• AIM: Output every record word for word.

• Items from a dataset:
============================================================

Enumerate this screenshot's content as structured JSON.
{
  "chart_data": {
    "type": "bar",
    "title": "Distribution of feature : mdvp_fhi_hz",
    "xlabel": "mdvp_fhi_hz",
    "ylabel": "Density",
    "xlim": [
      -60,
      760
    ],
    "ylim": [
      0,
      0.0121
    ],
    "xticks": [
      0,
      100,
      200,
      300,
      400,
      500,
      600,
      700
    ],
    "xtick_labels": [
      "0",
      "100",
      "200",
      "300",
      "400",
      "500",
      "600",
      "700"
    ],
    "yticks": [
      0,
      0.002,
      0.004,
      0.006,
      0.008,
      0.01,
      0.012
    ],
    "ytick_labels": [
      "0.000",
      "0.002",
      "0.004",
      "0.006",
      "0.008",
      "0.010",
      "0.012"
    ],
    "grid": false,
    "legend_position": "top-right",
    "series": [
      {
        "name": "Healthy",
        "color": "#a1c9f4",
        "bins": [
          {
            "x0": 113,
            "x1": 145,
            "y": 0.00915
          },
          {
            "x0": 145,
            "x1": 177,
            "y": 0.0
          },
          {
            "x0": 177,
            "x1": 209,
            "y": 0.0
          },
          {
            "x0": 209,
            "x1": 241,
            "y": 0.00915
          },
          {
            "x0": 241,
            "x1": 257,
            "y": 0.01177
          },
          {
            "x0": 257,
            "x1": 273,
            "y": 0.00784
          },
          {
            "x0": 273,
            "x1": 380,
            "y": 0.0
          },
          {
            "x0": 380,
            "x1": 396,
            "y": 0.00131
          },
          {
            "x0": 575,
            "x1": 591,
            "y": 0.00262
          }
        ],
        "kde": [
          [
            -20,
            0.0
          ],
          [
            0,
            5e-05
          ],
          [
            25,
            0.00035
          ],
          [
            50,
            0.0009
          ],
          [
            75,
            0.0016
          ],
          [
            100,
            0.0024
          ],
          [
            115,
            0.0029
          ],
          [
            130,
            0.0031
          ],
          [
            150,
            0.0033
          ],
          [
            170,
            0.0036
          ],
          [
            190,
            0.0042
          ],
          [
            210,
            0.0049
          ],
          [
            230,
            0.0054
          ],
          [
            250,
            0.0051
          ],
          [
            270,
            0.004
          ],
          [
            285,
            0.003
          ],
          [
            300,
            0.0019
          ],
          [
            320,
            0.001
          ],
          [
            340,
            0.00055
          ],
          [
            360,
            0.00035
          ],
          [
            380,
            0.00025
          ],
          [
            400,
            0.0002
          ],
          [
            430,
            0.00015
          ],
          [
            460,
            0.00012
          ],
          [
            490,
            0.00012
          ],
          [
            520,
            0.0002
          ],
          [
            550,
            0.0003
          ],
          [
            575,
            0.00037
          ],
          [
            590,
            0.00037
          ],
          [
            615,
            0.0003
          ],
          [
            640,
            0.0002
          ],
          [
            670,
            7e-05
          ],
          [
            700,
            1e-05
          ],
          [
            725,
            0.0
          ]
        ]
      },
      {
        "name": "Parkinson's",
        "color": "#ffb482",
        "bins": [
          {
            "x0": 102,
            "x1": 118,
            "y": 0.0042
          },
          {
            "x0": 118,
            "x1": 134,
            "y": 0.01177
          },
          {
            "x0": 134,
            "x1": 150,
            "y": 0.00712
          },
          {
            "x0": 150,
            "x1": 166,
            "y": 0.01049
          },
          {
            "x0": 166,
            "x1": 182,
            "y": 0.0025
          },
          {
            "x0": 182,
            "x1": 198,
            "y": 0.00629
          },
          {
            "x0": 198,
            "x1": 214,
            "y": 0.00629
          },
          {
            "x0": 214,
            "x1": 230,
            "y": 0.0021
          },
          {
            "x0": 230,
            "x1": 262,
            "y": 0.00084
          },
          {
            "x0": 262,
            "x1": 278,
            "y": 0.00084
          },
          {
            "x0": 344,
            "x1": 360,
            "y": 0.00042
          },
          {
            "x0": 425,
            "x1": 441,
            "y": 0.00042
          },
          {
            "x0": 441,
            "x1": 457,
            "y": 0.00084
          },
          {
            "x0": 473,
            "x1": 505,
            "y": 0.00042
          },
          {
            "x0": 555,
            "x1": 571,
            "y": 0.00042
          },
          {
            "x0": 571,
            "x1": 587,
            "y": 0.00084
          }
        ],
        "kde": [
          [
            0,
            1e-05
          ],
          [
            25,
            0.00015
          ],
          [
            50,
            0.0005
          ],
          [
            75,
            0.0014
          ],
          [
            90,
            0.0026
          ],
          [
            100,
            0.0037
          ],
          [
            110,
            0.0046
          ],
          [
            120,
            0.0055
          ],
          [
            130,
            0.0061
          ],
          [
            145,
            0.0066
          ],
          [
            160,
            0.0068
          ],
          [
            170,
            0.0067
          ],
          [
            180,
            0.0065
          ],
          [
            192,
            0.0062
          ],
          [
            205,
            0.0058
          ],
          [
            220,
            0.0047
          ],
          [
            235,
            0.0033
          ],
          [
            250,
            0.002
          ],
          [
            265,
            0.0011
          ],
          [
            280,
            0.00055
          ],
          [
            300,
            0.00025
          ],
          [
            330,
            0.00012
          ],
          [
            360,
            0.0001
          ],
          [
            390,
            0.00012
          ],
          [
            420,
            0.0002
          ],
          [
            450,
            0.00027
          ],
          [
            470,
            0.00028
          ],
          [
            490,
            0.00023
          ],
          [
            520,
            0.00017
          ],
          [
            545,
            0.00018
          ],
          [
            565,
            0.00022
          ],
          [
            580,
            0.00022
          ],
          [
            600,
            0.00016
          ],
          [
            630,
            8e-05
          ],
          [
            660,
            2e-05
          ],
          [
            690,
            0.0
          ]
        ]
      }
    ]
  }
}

============================================================

• TASK SOLUTION:
Enumerate this screenshot's content as structured JSON.
{
  "chart_data": {
    "type": "bar",
    "title": "Distribution of feature : mdvp_fhi_hz",
    "xlabel": "mdvp_fhi_hz",
    "ylabel": "Density",
    "xlim": [
      -60,
      760
    ],
    "ylim": [
      0,
      0.0121
    ],
    "xticks": [
      0,
      100,
      200,
      300,
      400,
      500,
      600,
      700
    ],
    "xtick_labels": [
      "0",
      "100",
      "200",
      "300",
      "400",
      "500",
      "600",
      "700"
    ],
    "yticks": [
      0,
      0.002,
      0.004,
      0.006,
      0.008,
      0.01,
      0.012
    ],
    "ytick_labels": [
      "0.000",
      "0.002",
      "0.004",
      "0.006",
      "0.008",
      "0.010",
      "0.012"
    ],
    "grid": false,
    "legend_position": "top-right",
    "series": [
      {
        "name": "Healthy",
        "color": "#a1c9f4",
        "bins": [
          {
            "x0": 113,
            "x1": 145,
            "y": 0.00915
          },
          {
            "x0": 145,
            "x1": 177,
            "y": 0.0
          },
          {
            "x0": 177,
            "x1": 209,
            "y": 0.0
          },
          {
            "x0": 209,
            "x1": 241,
            "y": 0.00915
          },
          {
            "x0": 241,
            "x1": 257,
            "y": 0.01177
          },
          {
            "x0": 257,
            "x1": 273,
            "y": 0.00784
          },
          {
            "x0": 273,
            "x1": 380,
            "y": 0.0
          },
          {
            "x0": 380,
            "x1": 396,
            "y": 0.00131
          },
          {
            "x0": 575,
            "x1": 591,
            "y": 0.00262
          }
        ],
        "kde": [
          [
            -20,
            0.0
          ],
          [
            0,
            5e-05
          ],
          [
            25,
            0.00035
          ],
          [
            50,
            0.0009
          ],
          [
            75,
            0.0016
          ],
          [
            100,
            0.0024
          ],
          [
            115,
            0.0029
          ],
          [
            130,
            0.0031
          ],
          [
            150,
            0.0033
          ],
          [
            170,
            0.0036
          ],
          [
            190,
            0.0042
          ],
          [
            210,
            0.0049
          ],
          [
            230,
            0.0054
          ],
          [
            250,
            0.0051
          ],
          [
            270,
            0.004
          ],
          [
            285,
            0.003
          ],
          [
            300,
            0.0019
          ],
          [
            320,
            0.001
          ],
          [
            340,
            0.00055
          ],
          [
            360,
            0.00035
          ],
          [
            380,
            0.00025
          ],
          [
            400,
            0.0002
          ],
          [
            430,
            0.00015
          ],
          [
            460,
            0.00012
          ],
          [
            490,
            0.00012
          ],
          [
            520,
            0.0002
          ],
          [
            550,
            0.0003
          ],
          [
            575,
            0.00037
          ],
          [
            590,
            0.00037
          ],
          [
            615,
            0.0003
          ],
          [
            640,
            0.0002
          ],
          [
            670,
            7e-05
          ],
          [
            700,
            1e-05
          ],
          [
            725,
            0.0
          ]
        ]
      },
      {
        "name": "Parkinson's",
        "color": "#ffb482",
        "bins": [
          {
            "x0": 102,
            "x1": 118,
            "y": 0.0042
          },
          {
            "x0": 118,
            "x1": 134,
            "y": 0.01177
          },
          {
            "x0": 134,
            "x1": 150,
            "y": 0.00712
          },
          {
            "x0": 150,
            "x1": 166,
            "y": 0.01049
          },
          {
            "x0": 166,
            "x1": 182,
            "y": 0.0025
          },
          {
            "x0": 182,
            "x1": 198,
            "y": 0.00629
          },
          {
            "x0": 198,
            "x1": 214,
            "y": 0.00629
          },
          {
            "x0": 214,
            "x1": 230,
            "y": 0.0021
          },
          {
            "x0": 230,
            "x1": 262,
            "y": 0.00084
          },
          {
            "x0": 262,
            "x1": 278,
            "y": 0.00084
          },
          {
            "x0": 344,
            "x1": 360,
            "y": 0.00042
          },
          {
            "x0": 425,
            "x1": 441,
            "y": 0.00042
          },
          {
            "x0": 441,
            "x1": 457,
            "y": 0.00084
          },
          {
            "x0": 473,
            "x1": 505,
            "y": 0.00042
          },
          {
            "x0": 555,
            "x1": 571,
            "y": 0.00042
          },
          {
            "x0": 571,
            "x1": 587,
            "y": 0.00084
          }
        ],
        "kde": [
          [
            0,
            1e-05
          ],
          [
            25,
            0.00015
          ],
          [
            50,
            0.0005
          ],
          [
            75,
            0.0014
          ],
          [
            90,
            0.0026
          ],
          [
            100,
            0.0037
          ],
          [
            110,
            0.0046
          ],
          [
            120,
            0.0055
          ],
          [
            130,
            0.0061
          ],
          [
            145,
            0.0066
          ],
          [
            160,
            0.0068
          ],
          [
            170,
            0.0067
          ],
          [
            180,
            0.0065
          ],
          [
            192,
            0.0062
          ],
          [
            205,
            0.0058
          ],
          [
            220,
            0.0047
          ],
          [
            235,
            0.0033
          ],
          [
            250,
            0.002
          ],
          [
            265,
            0.0011
          ],
          [
            280,
            0.00055
          ],
          [
            300,
            0.00025
          ],
          [
            330,
            0.00012
          ],
          [
            360,
            0.0001
          ],
          [
            390,
            0.00012
          ],
          [
            420,
            0.0002
          ],
          [
            450,
            0.00027
          ],
          [
            470,
            0.00028
          ],
          [
            490,
            0.00023
          ],
          [
            520,
            0.00017
          ],
          [
            545,
            0.00018
          ],
          [
            565,
            0.00022
          ],
          [
            580,
            0.00022
          ],
          [
            600,
            0.00016
          ],
          [
            630,
            8e-05
          ],
          [
            660,
            2e-05
          ],
          [
            690,
            0.0
          ]
        ]
      }
    ]
  }
}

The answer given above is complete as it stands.